┌──
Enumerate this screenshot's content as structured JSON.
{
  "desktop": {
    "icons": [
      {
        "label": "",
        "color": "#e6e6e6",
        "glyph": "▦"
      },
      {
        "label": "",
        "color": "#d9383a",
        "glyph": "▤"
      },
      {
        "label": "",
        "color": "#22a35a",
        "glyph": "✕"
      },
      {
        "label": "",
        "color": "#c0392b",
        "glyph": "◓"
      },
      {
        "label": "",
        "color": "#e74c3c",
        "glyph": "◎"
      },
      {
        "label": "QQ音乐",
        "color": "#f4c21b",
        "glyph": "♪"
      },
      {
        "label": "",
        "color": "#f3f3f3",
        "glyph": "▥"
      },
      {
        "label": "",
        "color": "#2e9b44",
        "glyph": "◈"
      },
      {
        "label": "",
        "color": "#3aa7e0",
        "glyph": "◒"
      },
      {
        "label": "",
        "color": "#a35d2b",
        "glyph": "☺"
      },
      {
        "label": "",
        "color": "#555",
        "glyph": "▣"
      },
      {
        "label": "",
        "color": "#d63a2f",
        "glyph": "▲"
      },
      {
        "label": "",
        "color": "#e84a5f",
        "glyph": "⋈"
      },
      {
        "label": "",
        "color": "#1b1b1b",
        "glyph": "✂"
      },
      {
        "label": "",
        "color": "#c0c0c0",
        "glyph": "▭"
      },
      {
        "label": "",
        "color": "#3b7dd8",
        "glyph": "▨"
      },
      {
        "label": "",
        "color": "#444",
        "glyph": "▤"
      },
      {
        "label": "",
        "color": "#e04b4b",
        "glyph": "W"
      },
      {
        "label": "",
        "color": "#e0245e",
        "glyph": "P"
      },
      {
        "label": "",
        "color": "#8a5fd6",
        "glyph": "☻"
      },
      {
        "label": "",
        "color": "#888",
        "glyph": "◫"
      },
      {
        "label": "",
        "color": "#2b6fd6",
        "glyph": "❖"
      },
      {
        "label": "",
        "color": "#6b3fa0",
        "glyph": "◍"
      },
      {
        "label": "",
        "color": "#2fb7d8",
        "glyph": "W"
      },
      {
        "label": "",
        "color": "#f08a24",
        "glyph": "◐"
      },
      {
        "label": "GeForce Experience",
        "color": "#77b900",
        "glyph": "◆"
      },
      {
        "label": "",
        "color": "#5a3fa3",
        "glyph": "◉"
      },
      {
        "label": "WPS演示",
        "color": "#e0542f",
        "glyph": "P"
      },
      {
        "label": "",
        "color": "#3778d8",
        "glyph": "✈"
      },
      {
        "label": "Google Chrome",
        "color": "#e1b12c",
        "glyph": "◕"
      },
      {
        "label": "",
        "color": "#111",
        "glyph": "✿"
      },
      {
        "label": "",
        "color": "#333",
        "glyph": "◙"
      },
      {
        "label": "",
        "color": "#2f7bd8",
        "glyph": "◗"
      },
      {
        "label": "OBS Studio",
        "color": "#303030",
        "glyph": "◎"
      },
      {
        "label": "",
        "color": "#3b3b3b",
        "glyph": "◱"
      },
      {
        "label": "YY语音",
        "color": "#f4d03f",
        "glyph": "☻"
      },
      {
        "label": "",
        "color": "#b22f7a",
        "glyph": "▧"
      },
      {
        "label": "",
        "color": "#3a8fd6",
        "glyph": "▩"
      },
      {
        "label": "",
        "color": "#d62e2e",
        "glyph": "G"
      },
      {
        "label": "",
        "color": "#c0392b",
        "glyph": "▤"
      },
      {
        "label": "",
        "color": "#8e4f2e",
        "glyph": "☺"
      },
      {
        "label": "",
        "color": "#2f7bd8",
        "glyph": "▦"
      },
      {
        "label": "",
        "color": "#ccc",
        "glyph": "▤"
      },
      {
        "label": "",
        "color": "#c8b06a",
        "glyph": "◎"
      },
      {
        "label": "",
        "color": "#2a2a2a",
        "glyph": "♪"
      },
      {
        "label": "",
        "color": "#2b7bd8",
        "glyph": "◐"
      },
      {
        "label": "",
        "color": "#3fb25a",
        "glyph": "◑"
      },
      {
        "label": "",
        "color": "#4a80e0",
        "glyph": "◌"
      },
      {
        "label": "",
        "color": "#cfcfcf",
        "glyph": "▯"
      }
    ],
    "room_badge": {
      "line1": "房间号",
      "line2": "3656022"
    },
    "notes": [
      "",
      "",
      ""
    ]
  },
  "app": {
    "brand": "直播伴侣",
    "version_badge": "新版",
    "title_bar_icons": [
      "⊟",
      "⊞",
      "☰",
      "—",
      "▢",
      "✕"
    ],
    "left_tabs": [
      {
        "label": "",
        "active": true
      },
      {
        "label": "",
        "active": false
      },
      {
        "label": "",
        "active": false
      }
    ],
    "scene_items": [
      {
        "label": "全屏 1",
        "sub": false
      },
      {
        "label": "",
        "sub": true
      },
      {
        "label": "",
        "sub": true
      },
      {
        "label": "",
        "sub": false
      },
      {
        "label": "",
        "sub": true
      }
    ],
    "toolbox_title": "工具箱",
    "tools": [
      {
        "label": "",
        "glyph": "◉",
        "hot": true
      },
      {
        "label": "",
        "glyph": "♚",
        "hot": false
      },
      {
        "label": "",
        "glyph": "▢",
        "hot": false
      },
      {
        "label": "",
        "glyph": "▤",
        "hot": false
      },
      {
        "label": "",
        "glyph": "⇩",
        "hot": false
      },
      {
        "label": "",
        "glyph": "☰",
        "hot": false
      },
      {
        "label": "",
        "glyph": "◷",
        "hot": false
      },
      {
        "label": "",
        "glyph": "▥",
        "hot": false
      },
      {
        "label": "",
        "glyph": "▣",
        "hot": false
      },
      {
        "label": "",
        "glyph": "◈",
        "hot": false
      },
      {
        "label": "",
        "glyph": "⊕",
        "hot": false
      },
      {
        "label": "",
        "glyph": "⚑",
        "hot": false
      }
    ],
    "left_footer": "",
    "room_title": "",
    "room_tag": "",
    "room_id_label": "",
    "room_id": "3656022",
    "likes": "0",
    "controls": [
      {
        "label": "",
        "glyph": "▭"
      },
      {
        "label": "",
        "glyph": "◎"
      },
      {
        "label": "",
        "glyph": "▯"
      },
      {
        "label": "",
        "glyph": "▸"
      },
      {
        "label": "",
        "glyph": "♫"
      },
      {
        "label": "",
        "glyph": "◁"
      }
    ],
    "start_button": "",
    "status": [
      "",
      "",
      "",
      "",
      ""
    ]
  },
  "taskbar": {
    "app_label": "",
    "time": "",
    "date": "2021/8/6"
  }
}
└──
Your instructions:
Extract each line of the material exactly as it stands.

Reply to the task:
Enumerate this screenshot's content as structured JSON.
{
  "desktop": {
    "icons": [
      {
        "label": "",
        "color": "#e6e6e6",
        "glyph": "▦"
      },
      {
        "label": "",
        "color": "#d9383a",
        "glyph": "▤"
      },
      {
        "label": "",
        "color": "#22a35a",
        "glyph": "✕"
      },
      {
        "label": "",
        "color": "#c0392b",
        "glyph": "◓"
      },
      {
        "label": "",
        "color": "#e74c3c",
        "glyph": "◎"
      },
      {
        "label": "QQ音乐",
        "color": "#f4c21b",
        "glyph": "♪"
      },
      {
        "label": "",
        "color": "#f3f3f3",
        "glyph": "▥"
      },
      {
        "label": "",
        "color": "#2e9b44",
        "glyph": "◈"
      },
      {
        "label": "",
        "color": "#3aa7e0",
        "glyph": "◒"
      },
      {
        "label": "",
        "color": "#a35d2b",
        "glyph": "☺"
      },
      {
        "label": "",
        "color": "#555",
        "glyph": "▣"
      },
      {
        "label": "",
        "color": "#d63a2f",
        "glyph": "▲"
      },
      {
        "label": "",
        "color": "#e84a5f",
        "glyph": "⋈"
      },
      {
        "label": "",
        "color": "#1b1b1b",
        "glyph": "✂"
      },
      {
        "label": "",
        "color": "#c0c0c0",
        "glyph": "▭"
      },
      {
        "label": "",
        "color": "#3b7dd8",
        "glyph": "▨"
      },
      {
        "label": "",
        "color": "#444",
        "glyph": "▤"
      },
      {
        "label": "",
        "color": "#e04b4b",
        "glyph": "W"
      },
      {
        "label": "",
        "color": "#e0245e",
        "glyph": "P"
      },
      {
        "label": "",
        "color": "#8a5fd6",
        "glyph": "☻"
      },
      {
        "label": "",
        "color": "#888",
        "glyph": "◫"
      },
      {
        "label": "",
        "color": "#2b6fd6",
        "glyph": "❖"
      },
      {
        "label": "",
        "color": "#6b3fa0",
        "glyph": "◍"
      },
      {
        "label": "",
        "color": "#2fb7d8",
        "glyph": "W"
      },
      {
        "label": "",
        "color": "#f08a24",
        "glyph": "◐"
      },
      {
        "label": "GeForce Experience",
        "color": "#77b900",
        "glyph": "◆"
      },
      {
        "label": "",
        "color": "#5a3fa3",
        "glyph": "◉"
      },
      {
        "label": "WPS演示",
        "color": "#e0542f",
        "glyph": "P"
      },
      {
        "label": "",
        "color": "#3778d8",
        "glyph": "✈"
      },
      {
        "label": "Google Chrome",
        "color": "#e1b12c",
        "glyph": "◕"
      },
      {
        "label": "",
        "color": "#111",
        "glyph": "✿"
      },
      {
        "label": "",
        "color": "#333",
        "glyph": "◙"
      },
      {
        "label": "",
        "color": "#2f7bd8",
        "glyph": "◗"
      },
      {
        "label": "OBS Studio",
        "color": "#303030",
        "glyph": "◎"
      },
      {
        "label": "",
        "color": "#3b3b3b",
        "glyph": "◱"
      },
      {
        "label": "YY语音",
        "color": "#f4d03f",
        "glyph": "☻"
      },
      {
        "label": "",
        "color": "#b22f7a",
        "glyph": "▧"
      },
      {
        "label": "",
        "color": "#3a8fd6",
        "glyph": "▩"
      },
      {
        "label": "",
        "color": "#d62e2e",
        "glyph": "G"
      },
      {
        "label": "",
        "color": "#c0392b",
        "glyph": "▤"
      },
      {
        "label": "",
        "color": "#8e4f2e",
        "glyph": "☺"
      },
      {
        "label": "",
        "color": "#2f7bd8",
        "glyph": "▦"
      },
      {
        "label": "",
        "color": "#ccc",
        "glyph": "▤"
      },
      {
        "label": "",
        "color": "#c8b06a",
        "glyph": "◎"
      },
      {
        "label": "",
        "color": "#2a2a2a",
        "glyph": "♪"
      },
      {
        "label": "",
        "color": "#2b7bd8",
        "glyph": "◐"
      },
      {
        "label": "",
        "color": "#3fb25a",
        "glyph": "◑"
      },
      {
        "label": "",
        "color": "#4a80e0",
        "glyph": "◌"
      },
      {
        "label": "",
        "color": "#cfcfcf",
        "glyph": "▯"
      }
    ],
    "room_badge": {
      "line1": "房间号",
      "line2": "3656022"
    },
    "notes": [
      "",
      "",
      ""
    ]
  },
  "app": {
    "brand": "直播伴侣",
    "version_badge": "新版",
    "title_bar_icons": [
      "⊟",
      "⊞",
      "☰",
      "—",
      "▢",
      "✕"
    ],
    "left_tabs": [
      {
        "label": "",
        "active": true
      },
      {
        "label": "",
        "active": false
      },
      {
        "label": "",
        "active": false
      }
    ],
    "scene_items": [
      {
        "label": "全屏 1",
        "sub": false
      },
      {
        "label": "",
        "sub": true
      },
      {
        "label": "",
        "sub": true
      },
      {
        "label": "",
        "sub": false
      },
      {
        "label": "",
        "sub": true
      }
    ],
    "toolbox_title": "工具箱",
    "tools": [
      {
        "label": "",
        "glyph": "◉",
        "hot": true
      },
      {
        "label": "",
        "glyph": "♚",
        "hot": false
      },
      {
        "label": "",
        "glyph": "▢",
        "hot": false
      },
      {
        "label": "",
        "glyph": "▤",
        "hot": false
      },
      {
        "label": "",
        "glyph": "⇩",
        "hot": false
      },
      {
        "label": "",
        "glyph": "☰",
        "hot": false
      },
      {
        "label": "",
        "glyph": "◷",
        "hot": false
      },
      {
        "label": "",
        "glyph": "▥",
        "hot": false
      },
      {
        "label": "",
        "glyph": "▣",
        "hot": false
      },
      {
        "label": "",
        "glyph": "◈",
        "hot": false
      },
      {
        "label": "",
        "glyph": "⊕",
        "hot": false
      },
      {
        "label": "",
        "glyph": "⚑",
        "hot": false
      }
    ],
    "left_footer": "",
    "room_title": "",
    "room_tag": "",
    "room_id_label": "",
    "room_id": "3656022",
    "likes": "0",
    "controls": [
      {
        "label": "",
        "glyph": "▭"
      },
      {
        "label": "",
        "glyph": "◎"
      },
      {
        "label": "",
        "glyph": "▯"
      },
      {
        "label": "",
        "glyph": "▸"
      },
      {
        "label": "",
        "glyph": "♫"
      },
      {
        "label": "",
        "glyph": "◁"
      }
    ],
    "start_button": "",
    "status": [
      "",
      "",
      "",
      "",
      ""
    ]
  },
  "taskbar": {
    "app_label": "",
    "time": "",
    "date": "2021/8/6"
  }
}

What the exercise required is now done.